Problem to solve
Rewrite the lines of each of the entries below as a numbered list, omitting any blank lines.

Data records
====================
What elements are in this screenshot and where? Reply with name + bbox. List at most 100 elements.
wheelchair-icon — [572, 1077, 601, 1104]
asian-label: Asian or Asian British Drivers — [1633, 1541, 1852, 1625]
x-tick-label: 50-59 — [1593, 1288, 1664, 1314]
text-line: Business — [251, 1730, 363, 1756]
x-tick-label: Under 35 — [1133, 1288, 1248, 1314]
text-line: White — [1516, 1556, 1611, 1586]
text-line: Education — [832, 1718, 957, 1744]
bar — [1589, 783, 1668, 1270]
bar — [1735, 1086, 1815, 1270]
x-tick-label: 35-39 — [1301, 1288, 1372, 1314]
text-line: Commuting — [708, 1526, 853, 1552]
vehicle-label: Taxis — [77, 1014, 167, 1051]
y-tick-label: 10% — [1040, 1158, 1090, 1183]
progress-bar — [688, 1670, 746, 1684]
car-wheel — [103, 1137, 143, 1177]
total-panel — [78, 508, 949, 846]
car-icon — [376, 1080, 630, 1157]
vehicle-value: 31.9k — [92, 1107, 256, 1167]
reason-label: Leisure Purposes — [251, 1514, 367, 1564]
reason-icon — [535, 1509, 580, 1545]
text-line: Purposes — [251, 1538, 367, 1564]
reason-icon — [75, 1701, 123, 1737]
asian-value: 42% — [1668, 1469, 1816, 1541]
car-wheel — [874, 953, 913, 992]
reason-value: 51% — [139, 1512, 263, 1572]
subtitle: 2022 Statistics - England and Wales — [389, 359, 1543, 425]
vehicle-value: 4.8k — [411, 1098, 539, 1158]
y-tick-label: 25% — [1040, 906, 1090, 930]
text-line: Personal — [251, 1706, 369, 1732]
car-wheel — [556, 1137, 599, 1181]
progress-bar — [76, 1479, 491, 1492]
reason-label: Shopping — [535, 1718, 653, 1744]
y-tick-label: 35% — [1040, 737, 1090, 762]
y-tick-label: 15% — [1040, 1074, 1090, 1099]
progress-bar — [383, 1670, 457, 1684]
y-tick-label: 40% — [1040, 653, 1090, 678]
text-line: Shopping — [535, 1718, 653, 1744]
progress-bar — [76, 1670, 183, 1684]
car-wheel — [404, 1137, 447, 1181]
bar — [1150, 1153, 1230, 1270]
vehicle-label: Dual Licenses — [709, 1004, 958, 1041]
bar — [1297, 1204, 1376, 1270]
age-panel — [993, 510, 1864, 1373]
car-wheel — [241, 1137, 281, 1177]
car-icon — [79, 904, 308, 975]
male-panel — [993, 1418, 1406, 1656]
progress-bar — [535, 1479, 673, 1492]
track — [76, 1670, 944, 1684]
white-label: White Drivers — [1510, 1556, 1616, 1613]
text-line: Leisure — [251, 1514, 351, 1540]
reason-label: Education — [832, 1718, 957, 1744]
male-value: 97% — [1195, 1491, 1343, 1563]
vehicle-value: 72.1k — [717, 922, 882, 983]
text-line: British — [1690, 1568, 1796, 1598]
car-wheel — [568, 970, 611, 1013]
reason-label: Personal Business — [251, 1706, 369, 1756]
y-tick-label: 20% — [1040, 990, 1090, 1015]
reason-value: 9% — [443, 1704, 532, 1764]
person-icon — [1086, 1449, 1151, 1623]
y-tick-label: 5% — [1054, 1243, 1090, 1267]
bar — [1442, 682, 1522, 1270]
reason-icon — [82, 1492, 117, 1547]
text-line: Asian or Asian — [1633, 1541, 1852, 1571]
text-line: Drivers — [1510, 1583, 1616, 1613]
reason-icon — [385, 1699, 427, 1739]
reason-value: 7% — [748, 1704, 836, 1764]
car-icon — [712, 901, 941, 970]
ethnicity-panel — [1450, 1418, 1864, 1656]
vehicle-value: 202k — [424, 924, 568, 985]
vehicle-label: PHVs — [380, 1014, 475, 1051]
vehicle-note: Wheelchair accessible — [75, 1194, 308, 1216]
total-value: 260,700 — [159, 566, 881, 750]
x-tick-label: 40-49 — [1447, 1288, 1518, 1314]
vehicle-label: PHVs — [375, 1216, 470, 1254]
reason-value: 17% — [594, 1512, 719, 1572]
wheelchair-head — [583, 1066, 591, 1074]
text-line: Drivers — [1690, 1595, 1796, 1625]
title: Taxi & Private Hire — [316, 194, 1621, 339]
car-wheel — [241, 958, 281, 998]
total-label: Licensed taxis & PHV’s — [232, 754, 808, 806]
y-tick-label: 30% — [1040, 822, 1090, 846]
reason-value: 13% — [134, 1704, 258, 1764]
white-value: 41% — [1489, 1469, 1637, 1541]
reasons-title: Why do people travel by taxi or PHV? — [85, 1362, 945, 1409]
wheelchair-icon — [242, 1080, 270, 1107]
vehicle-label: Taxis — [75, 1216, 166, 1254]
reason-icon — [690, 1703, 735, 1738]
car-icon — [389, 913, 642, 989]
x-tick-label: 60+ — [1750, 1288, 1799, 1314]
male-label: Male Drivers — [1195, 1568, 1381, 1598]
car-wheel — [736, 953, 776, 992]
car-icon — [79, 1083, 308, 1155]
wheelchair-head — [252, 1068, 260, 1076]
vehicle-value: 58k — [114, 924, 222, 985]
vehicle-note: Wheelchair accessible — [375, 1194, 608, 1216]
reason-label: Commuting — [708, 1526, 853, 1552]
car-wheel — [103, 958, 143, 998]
====================
Solution to this exercise
1. What elements are in this screenshot and where? Reply with name + bbox. List at most 100 elements.
2. wheelchair-icon — [572, 1077, 601, 1104]
3. asian-label: Asian or Asian British Drivers — [1633, 1541, 1852, 1625]
4. x-tick-label: 50-59 — [1593, 1288, 1664, 1314]
5. text-line: Business — [251, 1730, 363, 1756]
6. x-tick-label: Under 35 — [1133, 1288, 1248, 1314]
7. text-line: White — [1516, 1556, 1611, 1586]
8. text-line: Education — [832, 1718, 957, 1744]
9. bar — [1589, 783, 1668, 1270]
10. bar — [1735, 1086, 1815, 1270]
11. x-tick-label: 35-39 — [1301, 1288, 1372, 1314]
12. text-line: Commuting — [708, 1526, 853, 1552]
13. vehicle-label: Taxis — [77, 1014, 167, 1051]
14. y-tick-label: 10% — [1040, 1158, 1090, 1183]
15. progress-bar — [688, 1670, 746, 1684]
16. car-wheel — [103, 1137, 143, 1177]
17. total-panel — [78, 508, 949, 846]
18. car-icon — [376, 1080, 630, 1157]
19. vehicle-value: 31.9k — [92, 1107, 256, 1167]
20. reason-label: Leisure Purposes — [251, 1514, 367, 1564]
21. reason-icon — [535, 1509, 580, 1545]
22. text-line: Purposes — [251, 1538, 367, 1564]
23. reason-icon — [75, 1701, 123, 1737]
24. asian-value: 42% — [1668, 1469, 1816, 1541]
25. car-wheel — [874, 953, 913, 992]
26. reason-value: 51% — [139, 1512, 263, 1572]
27. subtitle: 2022 Statistics - England and Wales — [389, 359, 1543, 425]
28. vehicle-value: 4.8k — [411, 1098, 539, 1158]
29. y-tick-label: 25% — [1040, 906, 1090, 930]
30. text-line: Personal — [251, 1706, 369, 1732]
31. car-wheel — [556, 1137, 599, 1181]
32. progress-bar — [76, 1479, 491, 1492]
33. reason-label: Shopping — [535, 1718, 653, 1744]
34. y-tick-label: 35% — [1040, 737, 1090, 762]
35. y-tick-label: 15% — [1040, 1074, 1090, 1099]
36. progress-bar — [383, 1670, 457, 1684]
37. y-tick-label: 40% — [1040, 653, 1090, 678]
38. text-line: Shopping — [535, 1718, 653, 1744]
39. progress-bar — [76, 1670, 183, 1684]
40. car-wheel — [404, 1137, 447, 1181]
41. bar — [1150, 1153, 1230, 1270]
42. vehicle-label: Dual Licenses — [709, 1004, 958, 1041]
43. bar — [1297, 1204, 1376, 1270]
44. age-panel — [993, 510, 1864, 1373]
45. car-wheel — [241, 1137, 281, 1177]
46. car-icon — [79, 904, 308, 975]
47. male-panel — [993, 1418, 1406, 1656]
48. progress-bar — [535, 1479, 673, 1492]
49. track — [76, 1670, 944, 1684]
50. white-label: White Drivers — [1510, 1556, 1616, 1613]
51. text-line: Leisure — [251, 1514, 351, 1540]
52. reason-label: Education — [832, 1718, 957, 1744]
53. male-value: 97% — [1195, 1491, 1343, 1563]
54. vehicle-value: 72.1k — [717, 922, 882, 983]
55. text-line: British — [1690, 1568, 1796, 1598]
56. car-wheel — [568, 970, 611, 1013]
57. reason-label: Personal Business — [251, 1706, 369, 1756]
58. y-tick-label: 20% — [1040, 990, 1090, 1015]
59. reason-value: 9% — [443, 1704, 532, 1764]
60. person-icon — [1086, 1449, 1151, 1623]
61. y-tick-label: 5% — [1054, 1243, 1090, 1267]
62. bar — [1442, 682, 1522, 1270]
63. reason-icon — [82, 1492, 117, 1547]
64. text-line: Asian or Asian — [1633, 1541, 1852, 1571]
65. text-line: Drivers — [1510, 1583, 1616, 1613]
66. reason-icon — [385, 1699, 427, 1739]
67. reason-value: 7% — [748, 1704, 836, 1764]
68. car-icon — [712, 901, 941, 970]
69. ethnicity-panel — [1450, 1418, 1864, 1656]
70. vehicle-value: 202k — [424, 924, 568, 985]
71. vehicle-label: PHVs — [380, 1014, 475, 1051]
72. vehicle-note: Wheelchair accessible — [75, 1194, 308, 1216]
73. total-value: 260,700 — [159, 566, 881, 750]
74. x-tick-label: 40-49 — [1447, 1288, 1518, 1314]
75. vehicle-label: PHVs — [375, 1216, 470, 1254]
76. reason-value: 17% — [594, 1512, 719, 1572]
77. wheelchair-head — [583, 1066, 591, 1074]
78. text-line: Drivers — [1690, 1595, 1796, 1625]
79. title: Taxi & Private Hire — [316, 194, 1621, 339]
80. car-wheel — [241, 958, 281, 998]
81. total-label: Licensed taxis & PHV’s — [232, 754, 808, 806]
82. y-tick-label: 30% — [1040, 822, 1090, 846]
83. reason-value: 13% — [134, 1704, 258, 1764]
84. white-value: 41% — [1489, 1469, 1637, 1541]
85. reasons-title: Why do people travel by taxi or PHV? — [85, 1362, 945, 1409]
86. wheelchair-icon — [242, 1080, 270, 1107]
87. vehicle-label: Taxis — [75, 1216, 166, 1254]
88. reason-icon — [690, 1703, 735, 1738]
89. car-icon — [389, 913, 642, 989]
90. x-tick-label: 60+ — [1750, 1288, 1799, 1314]
91. male-label: Male Drivers — [1195, 1568, 1381, 1598]
92. car-wheel — [736, 953, 776, 992]
93. car-icon — [79, 1083, 308, 1155]
94. wheelchair-head — [252, 1068, 260, 1076]
95. vehicle-value: 58k — [114, 924, 222, 985]
96. vehicle-note: Wheelchair accessible — [375, 1194, 608, 1216]
97. reason-label: Commuting — [708, 1526, 853, 1552]
98. car-wheel — [103, 958, 143, 998]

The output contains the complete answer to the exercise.